### Exercise description
Give all of the lines again exactly as they read.

### Records supplied
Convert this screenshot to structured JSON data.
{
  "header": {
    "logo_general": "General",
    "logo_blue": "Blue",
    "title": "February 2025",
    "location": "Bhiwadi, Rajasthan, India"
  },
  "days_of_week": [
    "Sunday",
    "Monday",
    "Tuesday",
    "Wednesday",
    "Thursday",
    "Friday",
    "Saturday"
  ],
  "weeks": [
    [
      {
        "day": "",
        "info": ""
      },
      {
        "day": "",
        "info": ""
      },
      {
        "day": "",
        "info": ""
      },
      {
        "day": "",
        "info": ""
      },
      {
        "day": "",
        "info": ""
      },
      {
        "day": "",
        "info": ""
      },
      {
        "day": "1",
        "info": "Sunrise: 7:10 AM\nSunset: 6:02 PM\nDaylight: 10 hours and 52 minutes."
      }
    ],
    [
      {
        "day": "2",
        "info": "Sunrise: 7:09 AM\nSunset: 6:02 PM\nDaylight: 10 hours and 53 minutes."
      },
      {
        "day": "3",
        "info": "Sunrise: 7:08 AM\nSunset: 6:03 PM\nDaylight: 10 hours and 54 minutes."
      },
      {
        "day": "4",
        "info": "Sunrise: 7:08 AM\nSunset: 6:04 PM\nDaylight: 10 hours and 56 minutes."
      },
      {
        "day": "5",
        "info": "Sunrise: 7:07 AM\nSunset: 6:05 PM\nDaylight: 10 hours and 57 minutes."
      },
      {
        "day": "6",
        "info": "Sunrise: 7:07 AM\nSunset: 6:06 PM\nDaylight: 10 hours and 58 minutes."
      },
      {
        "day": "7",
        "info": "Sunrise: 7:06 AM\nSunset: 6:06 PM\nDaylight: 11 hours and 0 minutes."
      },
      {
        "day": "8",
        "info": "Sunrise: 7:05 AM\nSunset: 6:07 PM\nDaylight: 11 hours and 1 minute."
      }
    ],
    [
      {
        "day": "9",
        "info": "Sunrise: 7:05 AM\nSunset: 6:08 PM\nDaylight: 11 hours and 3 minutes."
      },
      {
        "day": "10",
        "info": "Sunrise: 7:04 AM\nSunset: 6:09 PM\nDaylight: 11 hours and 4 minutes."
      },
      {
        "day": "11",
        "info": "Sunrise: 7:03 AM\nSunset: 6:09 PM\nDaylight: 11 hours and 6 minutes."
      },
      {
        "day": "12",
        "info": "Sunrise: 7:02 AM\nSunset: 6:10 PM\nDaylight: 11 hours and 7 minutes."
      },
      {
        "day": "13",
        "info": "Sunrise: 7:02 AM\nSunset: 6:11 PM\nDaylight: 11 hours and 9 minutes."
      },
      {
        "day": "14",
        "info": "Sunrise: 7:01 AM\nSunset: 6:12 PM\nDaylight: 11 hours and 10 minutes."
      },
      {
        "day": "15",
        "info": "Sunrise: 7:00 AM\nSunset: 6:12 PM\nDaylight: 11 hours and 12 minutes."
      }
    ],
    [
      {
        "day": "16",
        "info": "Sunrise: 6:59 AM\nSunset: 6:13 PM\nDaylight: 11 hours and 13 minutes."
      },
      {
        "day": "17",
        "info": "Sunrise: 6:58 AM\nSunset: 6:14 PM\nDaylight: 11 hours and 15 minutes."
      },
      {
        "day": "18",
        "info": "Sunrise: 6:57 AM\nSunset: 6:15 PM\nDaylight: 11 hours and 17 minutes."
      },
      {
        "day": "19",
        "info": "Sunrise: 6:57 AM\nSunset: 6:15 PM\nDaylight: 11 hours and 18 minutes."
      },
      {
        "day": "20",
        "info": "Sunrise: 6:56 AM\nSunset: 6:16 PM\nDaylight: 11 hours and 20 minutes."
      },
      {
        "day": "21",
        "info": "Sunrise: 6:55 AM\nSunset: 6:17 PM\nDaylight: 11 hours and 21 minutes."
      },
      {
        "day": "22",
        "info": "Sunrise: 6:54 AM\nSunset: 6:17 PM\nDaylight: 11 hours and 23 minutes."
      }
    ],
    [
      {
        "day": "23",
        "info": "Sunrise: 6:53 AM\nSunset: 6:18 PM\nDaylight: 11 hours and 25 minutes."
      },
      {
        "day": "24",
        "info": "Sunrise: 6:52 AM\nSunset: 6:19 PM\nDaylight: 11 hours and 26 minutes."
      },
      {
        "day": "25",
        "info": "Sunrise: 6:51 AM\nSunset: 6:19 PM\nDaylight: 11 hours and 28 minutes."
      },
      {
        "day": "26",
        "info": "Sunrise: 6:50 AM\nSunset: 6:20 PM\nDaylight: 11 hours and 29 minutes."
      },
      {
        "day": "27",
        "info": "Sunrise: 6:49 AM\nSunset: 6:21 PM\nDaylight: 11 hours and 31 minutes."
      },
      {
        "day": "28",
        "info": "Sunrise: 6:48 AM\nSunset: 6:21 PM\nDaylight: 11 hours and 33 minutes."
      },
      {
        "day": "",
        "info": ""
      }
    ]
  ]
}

### Task answer
Convert this screenshot to structured JSON data.
{
  "header": {
    "logo_general": "General",
    "logo_blue": "Blue",
    "title": "February 2025",
    "location": "Bhiwadi, Rajasthan, India"
  },
  "days_of_week": [
    "Sunday",
    "Monday",
    "Tuesday",
    "Wednesday",
    "Thursday",
    "Friday",
    "Saturday"
  ],
  "weeks": [
    [
      {
        "day": "",
        "info": ""
      },
      {
        "day": "",
        "info": ""
      },
      {
        "day": "",
        "info": ""
      },
      {
        "day": "",
        "info": ""
      },
      {
        "day": "",
        "info": ""
      },
      {
        "day": "",
        "info": ""
      },
      {
        "day": "1",
        "info": "Sunrise: 7:10 AM\nSunset: 6:02 PM\nDaylight: 10 hours and 52 minutes."
      }
    ],
    [
      {
        "day": "2",
        "info": "Sunrise: 7:09 AM\nSunset: 6:02 PM\nDaylight: 10 hours and 53 minutes."
      },
      {
        "day": "3",
        "info": "Sunrise: 7:08 AM\nSunset: 6:03 PM\nDaylight: 10 hours and 54 minutes."
      },
      {
        "day": "4",
        "info": "Sunrise: 7:08 AM\nSunset: 6:04 PM\nDaylight: 10 hours and 56 minutes."
      },
      {
        "day": "5",
        "info": "Sunrise: 7:07 AM\nSunset: 6:05 PM\nDaylight: 10 hours and 57 minutes."
      },
      {
        "day": "6",
        "info": "Sunrise: 7:07 AM\nSunset: 6:06 PM\nDaylight: 10 hours and 58 minutes."
      },
      {
        "day": "7",
        "info": "Sunrise: 7:06 AM\nSunset: 6:06 PM\nDaylight: 11 hours and 0 minutes."
      },
      {
        "day": "8",
        "info": "Sunrise: 7:05 AM\nSunset: 6:07 PM\nDaylight: 11 hours and 1 minute."
      }
    ],
    [
      {
        "day": "9",
        "info": "Sunrise: 7:05 AM\nSunset: 6:08 PM\nDaylight: 11 hours and 3 minutes."
      },
      {
        "day": "10",
        "info": "Sunrise: 7:04 AM\nSunset: 6:09 PM\nDaylight: 11 hours and 4 minutes."
      },
      {
        "day": "11",
        "info": "Sunrise: 7:03 AM\nSunset: 6:09 PM\nDaylight: 11 hours and 6 minutes."
      },
      {
        "day": "12",
        "info": "Sunrise: 7:02 AM\nSunset: 6:10 PM\nDaylight: 11 hours and 7 minutes."
      },
      {
        "day": "13",
        "info": "Sunrise: 7:02 AM\nSunset: 6:11 PM\nDaylight: 11 hours and 9 minutes."
      },
      {
        "day": "14",
        "info": "Sunrise: 7:01 AM\nSunset: 6:12 PM\nDaylight: 11 hours and 10 minutes."
      },
      {
        "day": "15",
        "info": "Sunrise: 7:00 AM\nSunset: 6:12 PM\nDaylight: 11 hours and 12 minutes."
      }
    ],
    [
      {
        "day": "16",
        "info": "Sunrise: 6:59 AM\nSunset: 6:13 PM\nDaylight: 11 hours and 13 minutes."
      },
      {
        "day": "17",
        "info": "Sunrise: 6:58 AM\nSunset: 6:14 PM\nDaylight: 11 hours and 15 minutes."
      },
      {
        "day": "18",
        "info": "Sunrise: 6:57 AM\nSunset: 6:15 PM\nDaylight: 11 hours and 17 minutes."
      },
      {
        "day": "19",
        "info": "Sunrise: 6:57 AM\nSunset: 6:15 PM\nDaylight: 11 hours and 18 minutes."
      },
      {
        "day": "20",
        "info": "Sunrise: 6:56 AM\nSunset: 6:16 PM\nDaylight: 11 hours and 20 minutes."
      },
      {
        "day": "21",
        "info": "Sunrise: 6:55 AM\nSunset: 6:17 PM\nDaylight: 11 hours and 21 minutes."
      },
      {
        "day": "22",
        "info": "Sunrise: 6:54 AM\nSunset: 6:17 PM\nDaylight: 11 hours and 23 minutes."
      }
    ],
    [
      {
        "day": "23",
        "info": "Sunrise: 6:53 AM\nSunset: 6:18 PM\nDaylight: 11 hours and 25 minutes."
      },
      {
        "day": "24",
        "info": "Sunrise: 6:52 AM\nSunset: 6:19 PM\nDaylight: 11 hours and 26 minutes."
      },
      {
        "day": "25",
        "info": "Sunrise: 6:51 AM\nSunset: 6:19 PM\nDaylight: 11 hours and 28 minutes."
      },
      {
        "day": "26",
        "info": "Sunrise: 6:50 AM\nSunset: 6:20 PM\nDaylight: 11 hours and 29 minutes."
      },
      {
        "day": "27",
        "info": "Sunrise: 6:49 AM\nSunset: 6:21 PM\nDaylight: 11 hours and 31 minutes."
      },
      {
        "day": "28",
        "info": "Sunrise: 6:48 AM\nSunset: 6:21 PM\nDaylight: 11 hours and 33 minutes."
      },
      {
        "day": "",
        "info": ""
      }
    ]
  ]
}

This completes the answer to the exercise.